::: MATERIALS PROVIDED

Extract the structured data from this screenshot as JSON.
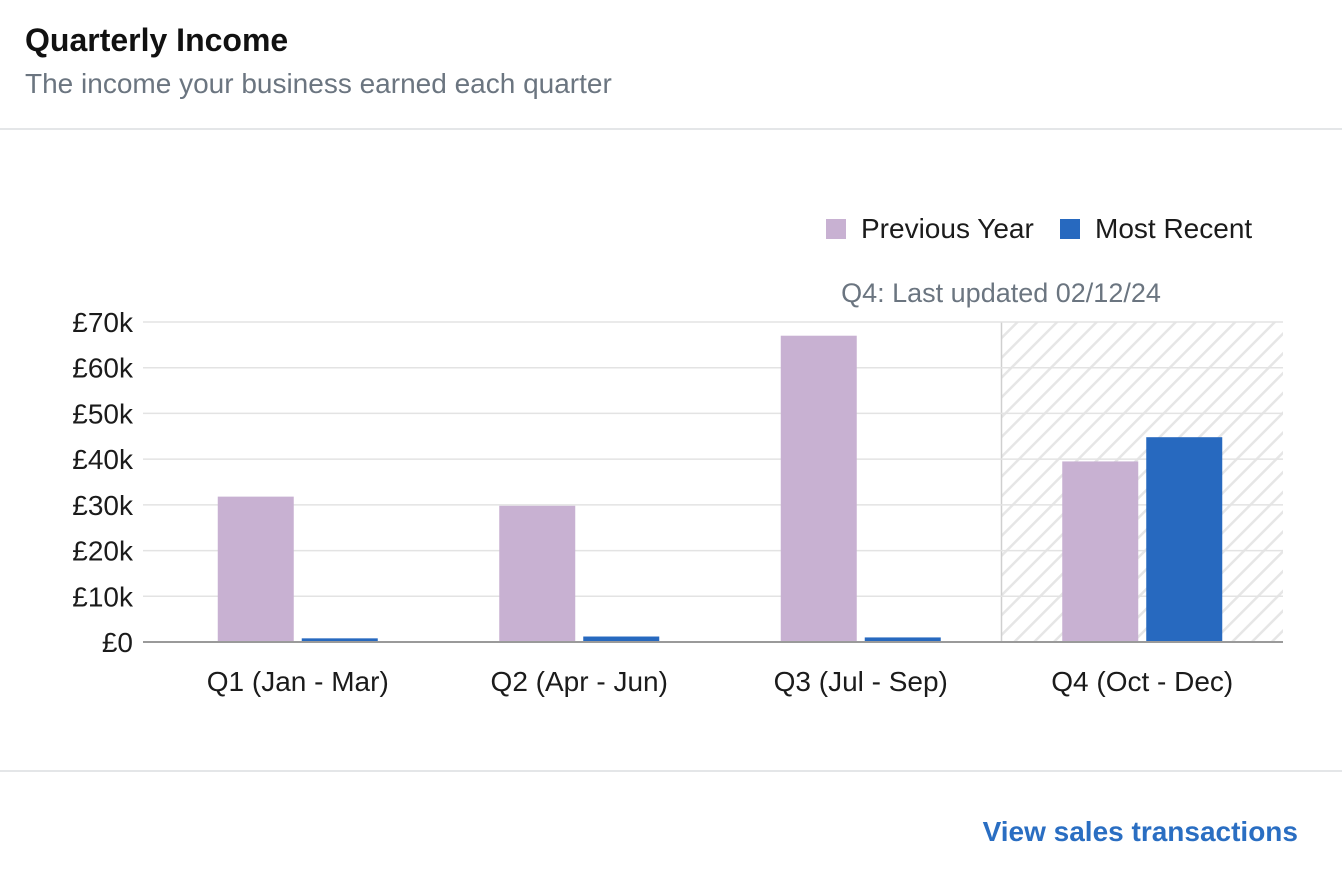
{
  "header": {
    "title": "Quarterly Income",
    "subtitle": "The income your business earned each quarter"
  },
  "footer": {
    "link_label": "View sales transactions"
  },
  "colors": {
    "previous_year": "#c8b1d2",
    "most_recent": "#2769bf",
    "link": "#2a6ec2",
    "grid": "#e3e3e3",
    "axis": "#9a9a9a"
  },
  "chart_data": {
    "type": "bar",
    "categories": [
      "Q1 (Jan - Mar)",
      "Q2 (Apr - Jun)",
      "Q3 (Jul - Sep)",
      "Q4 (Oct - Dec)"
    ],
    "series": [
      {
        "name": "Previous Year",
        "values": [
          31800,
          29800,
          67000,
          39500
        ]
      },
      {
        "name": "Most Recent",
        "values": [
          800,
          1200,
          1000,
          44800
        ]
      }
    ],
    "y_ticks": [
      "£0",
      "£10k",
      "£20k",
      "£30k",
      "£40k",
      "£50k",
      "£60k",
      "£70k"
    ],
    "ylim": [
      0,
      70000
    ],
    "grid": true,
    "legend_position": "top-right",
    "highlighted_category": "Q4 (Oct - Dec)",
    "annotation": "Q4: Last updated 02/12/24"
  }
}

::::::

THE PROBLEM:
Pictures in the records above should not be copied. Repeat everything else exactly.

SOLUTION:
Extract the structured data from this screenshot as JSON.
{
  "header": {
    "title": "Quarterly Income",
    "subtitle": "The income your business earned each quarter"
  },
  "footer": {
    "link_label": "View sales transactions"
  },
  "colors": {
    "previous_year": "#c8b1d2",
    "most_recent": "#2769bf",
    "link": "#2a6ec2",
    "grid": "#e3e3e3",
    "axis": "#9a9a9a"
  },
  "chart_data": {
    "type": "bar",
    "categories": [
      "Q1 (Jan - Mar)",
      "Q2 (Apr - Jun)",
      "Q3 (Jul - Sep)",
      "Q4 (Oct - Dec)"
    ],
    "series": [
      {
        "name": "Previous Year",
        "values": [
          31800,
          29800,
          67000,
          39500
        ]
      },
      {
        "name": "Most Recent",
        "values": [
          800,
          1200,
          1000,
          44800
        ]
      }
    ],
    "y_ticks": [
      "£0",
      "£10k",
      "£20k",
      "£30k",
      "£40k",
      "£50k",
      "£60k",
      "£70k"
    ],
    "ylim": [
      0,
      70000
    ],
    "grid": true,
    "legend_position": "top-right",
    "highlighted_category": "Q4 (Oct - Dec)",
    "annotation": "Q4: Last updated 02/12/24"
  }
}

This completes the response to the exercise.